**Source records:**

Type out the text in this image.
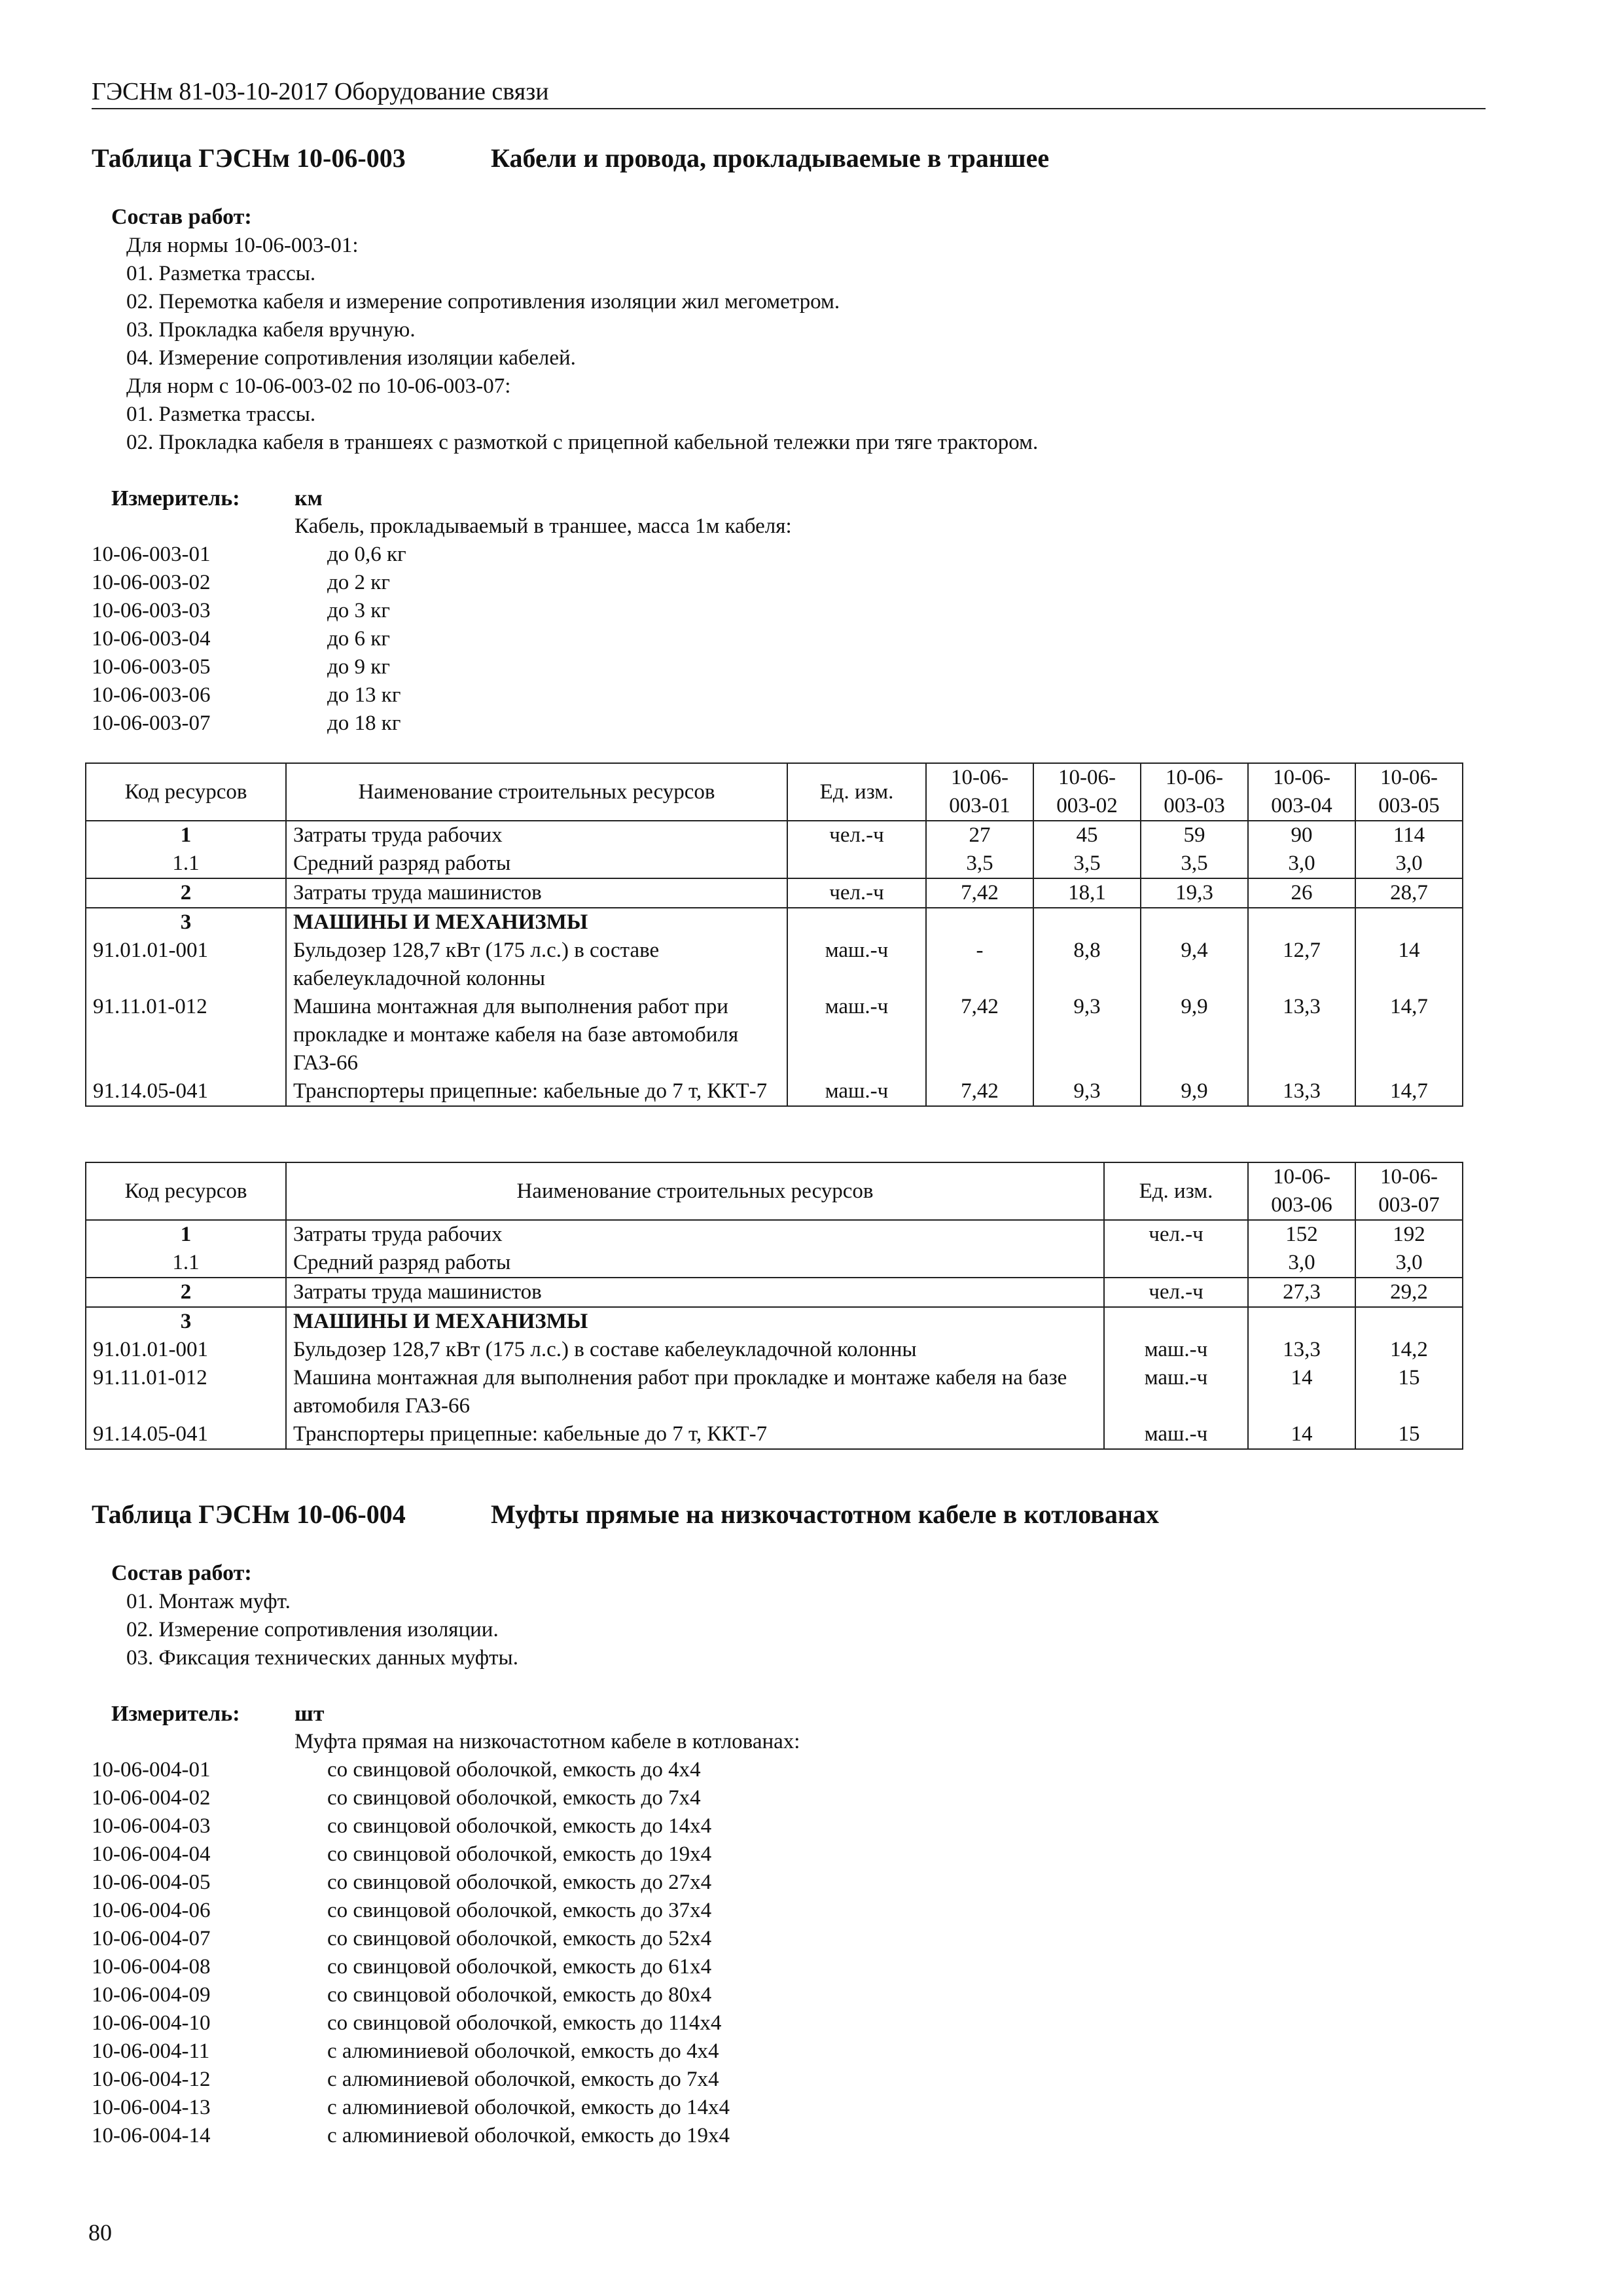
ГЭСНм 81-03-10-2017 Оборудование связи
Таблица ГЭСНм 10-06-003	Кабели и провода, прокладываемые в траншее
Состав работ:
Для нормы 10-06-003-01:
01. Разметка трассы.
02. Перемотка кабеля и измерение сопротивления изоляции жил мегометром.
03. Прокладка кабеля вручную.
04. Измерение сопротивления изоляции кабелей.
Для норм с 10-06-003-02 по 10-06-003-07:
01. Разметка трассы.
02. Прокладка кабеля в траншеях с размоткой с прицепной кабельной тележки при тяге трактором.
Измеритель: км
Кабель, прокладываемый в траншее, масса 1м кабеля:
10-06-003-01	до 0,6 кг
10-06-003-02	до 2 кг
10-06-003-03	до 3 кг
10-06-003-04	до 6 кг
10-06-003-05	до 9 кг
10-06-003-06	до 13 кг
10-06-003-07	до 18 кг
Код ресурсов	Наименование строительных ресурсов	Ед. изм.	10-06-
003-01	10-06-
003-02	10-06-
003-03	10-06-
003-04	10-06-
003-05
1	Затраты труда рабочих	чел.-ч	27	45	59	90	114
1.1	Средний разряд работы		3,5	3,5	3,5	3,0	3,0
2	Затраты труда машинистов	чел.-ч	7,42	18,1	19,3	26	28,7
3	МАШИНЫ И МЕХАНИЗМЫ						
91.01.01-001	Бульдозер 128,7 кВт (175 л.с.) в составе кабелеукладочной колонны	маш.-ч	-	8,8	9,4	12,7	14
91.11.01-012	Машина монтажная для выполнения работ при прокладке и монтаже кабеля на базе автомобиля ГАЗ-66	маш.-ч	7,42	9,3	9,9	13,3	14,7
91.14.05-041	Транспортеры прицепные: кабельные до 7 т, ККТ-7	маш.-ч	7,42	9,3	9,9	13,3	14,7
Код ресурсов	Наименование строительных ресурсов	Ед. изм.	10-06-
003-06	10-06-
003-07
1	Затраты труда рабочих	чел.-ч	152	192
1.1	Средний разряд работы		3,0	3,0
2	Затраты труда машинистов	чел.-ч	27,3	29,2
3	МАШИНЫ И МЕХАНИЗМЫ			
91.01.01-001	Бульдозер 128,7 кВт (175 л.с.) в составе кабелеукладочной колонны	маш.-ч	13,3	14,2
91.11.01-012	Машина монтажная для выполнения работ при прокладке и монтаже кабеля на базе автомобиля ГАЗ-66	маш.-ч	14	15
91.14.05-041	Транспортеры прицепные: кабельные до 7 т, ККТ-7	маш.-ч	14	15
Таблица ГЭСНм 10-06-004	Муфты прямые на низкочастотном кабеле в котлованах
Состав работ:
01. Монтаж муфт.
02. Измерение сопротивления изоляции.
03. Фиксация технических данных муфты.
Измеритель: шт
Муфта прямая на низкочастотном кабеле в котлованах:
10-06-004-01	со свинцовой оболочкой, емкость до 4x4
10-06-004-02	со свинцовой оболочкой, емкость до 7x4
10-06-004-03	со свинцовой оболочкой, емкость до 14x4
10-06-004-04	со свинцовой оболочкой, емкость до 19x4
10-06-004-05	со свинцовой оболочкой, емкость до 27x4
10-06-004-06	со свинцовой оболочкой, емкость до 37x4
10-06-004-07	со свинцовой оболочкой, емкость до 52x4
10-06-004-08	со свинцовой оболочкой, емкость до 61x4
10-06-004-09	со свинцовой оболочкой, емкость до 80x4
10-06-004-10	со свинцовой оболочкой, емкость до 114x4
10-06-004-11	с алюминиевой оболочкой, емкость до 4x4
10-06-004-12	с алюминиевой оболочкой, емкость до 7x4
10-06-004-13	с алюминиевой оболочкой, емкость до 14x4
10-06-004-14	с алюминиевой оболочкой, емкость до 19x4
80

* * *

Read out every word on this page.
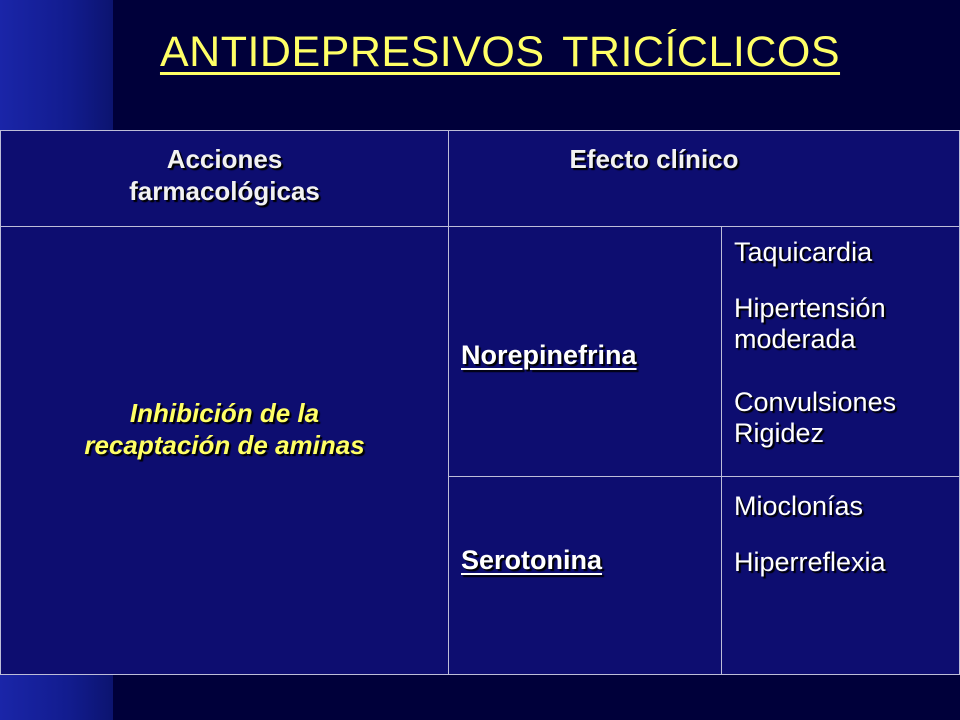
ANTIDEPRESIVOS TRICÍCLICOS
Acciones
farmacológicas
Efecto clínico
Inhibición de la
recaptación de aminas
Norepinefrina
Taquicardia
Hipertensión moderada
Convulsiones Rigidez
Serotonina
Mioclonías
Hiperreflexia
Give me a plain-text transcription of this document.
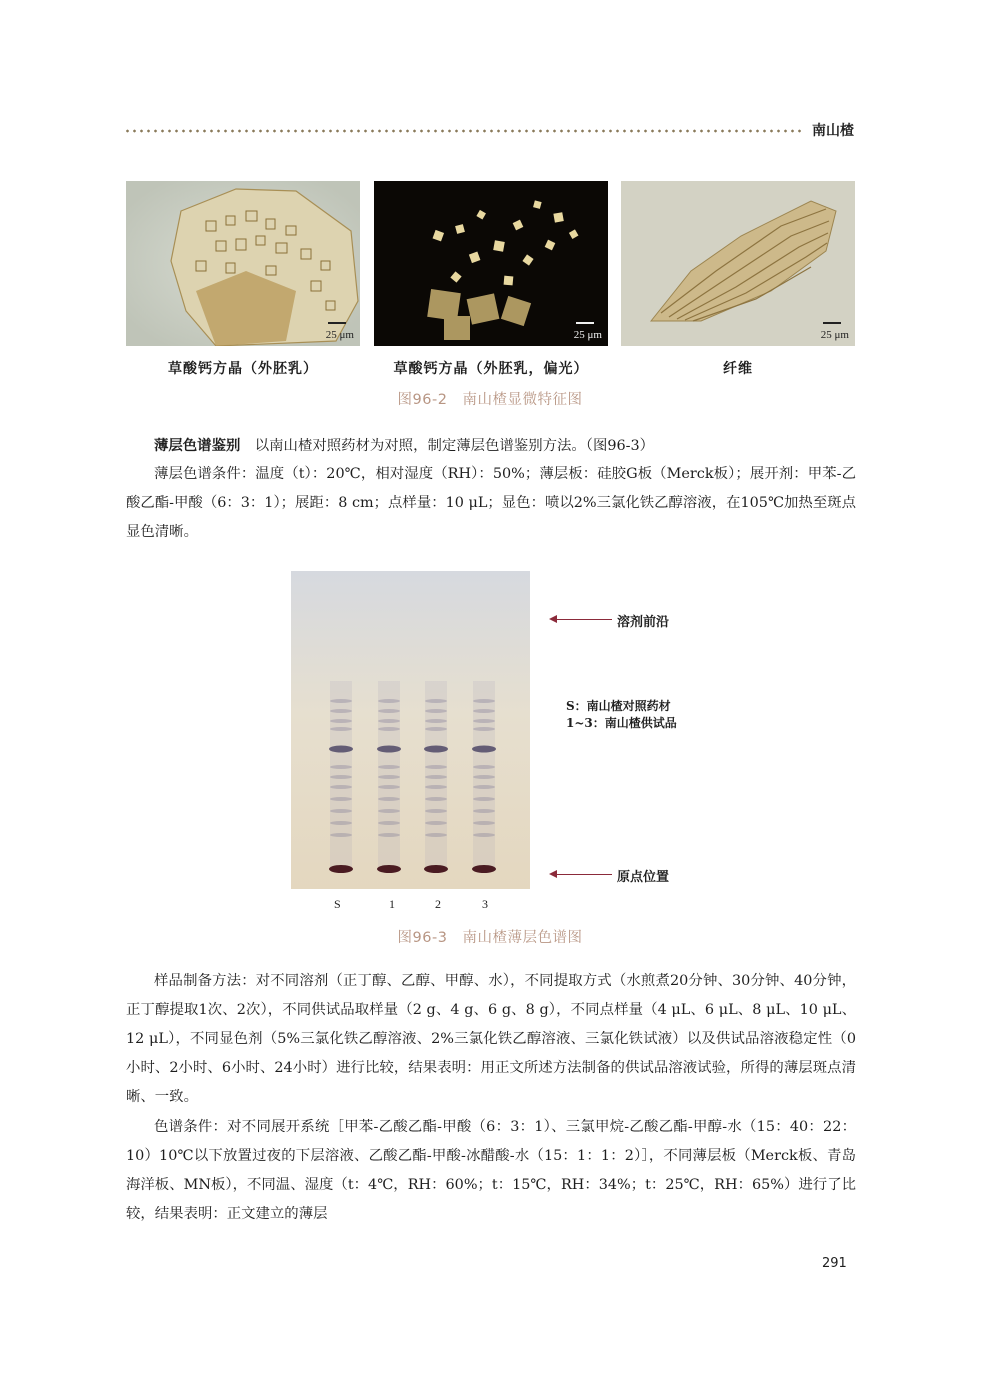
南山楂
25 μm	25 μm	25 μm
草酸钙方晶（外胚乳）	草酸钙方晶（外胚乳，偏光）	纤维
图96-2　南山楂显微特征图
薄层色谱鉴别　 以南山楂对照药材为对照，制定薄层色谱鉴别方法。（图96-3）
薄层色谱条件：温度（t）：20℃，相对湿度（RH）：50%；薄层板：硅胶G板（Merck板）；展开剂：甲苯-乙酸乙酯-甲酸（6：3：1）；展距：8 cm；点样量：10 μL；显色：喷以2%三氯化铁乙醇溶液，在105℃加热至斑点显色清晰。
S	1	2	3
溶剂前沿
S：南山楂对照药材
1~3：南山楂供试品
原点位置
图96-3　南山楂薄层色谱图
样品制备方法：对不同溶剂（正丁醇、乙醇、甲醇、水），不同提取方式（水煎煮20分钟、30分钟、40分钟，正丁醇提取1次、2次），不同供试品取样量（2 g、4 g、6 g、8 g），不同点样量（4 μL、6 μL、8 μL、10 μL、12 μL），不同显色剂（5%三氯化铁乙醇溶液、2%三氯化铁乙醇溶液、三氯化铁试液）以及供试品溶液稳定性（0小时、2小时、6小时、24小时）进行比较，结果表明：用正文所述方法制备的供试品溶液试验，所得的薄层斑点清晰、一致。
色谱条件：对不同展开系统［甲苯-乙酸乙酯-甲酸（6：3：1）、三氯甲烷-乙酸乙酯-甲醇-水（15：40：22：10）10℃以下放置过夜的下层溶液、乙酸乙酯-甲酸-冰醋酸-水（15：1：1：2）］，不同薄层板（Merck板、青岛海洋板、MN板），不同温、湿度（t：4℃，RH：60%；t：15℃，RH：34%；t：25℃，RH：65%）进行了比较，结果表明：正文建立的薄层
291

**Goal of the exercise:** Copy out every line holding the string "Таблица".

**Response to the exercise:**
Таблица ГЭСНм 10-06-003	Кабели и провода, прокладываемые в траншее
Таблица ГЭСНм 10-06-004	Муфты прямые на низкочастотном кабеле в котлованах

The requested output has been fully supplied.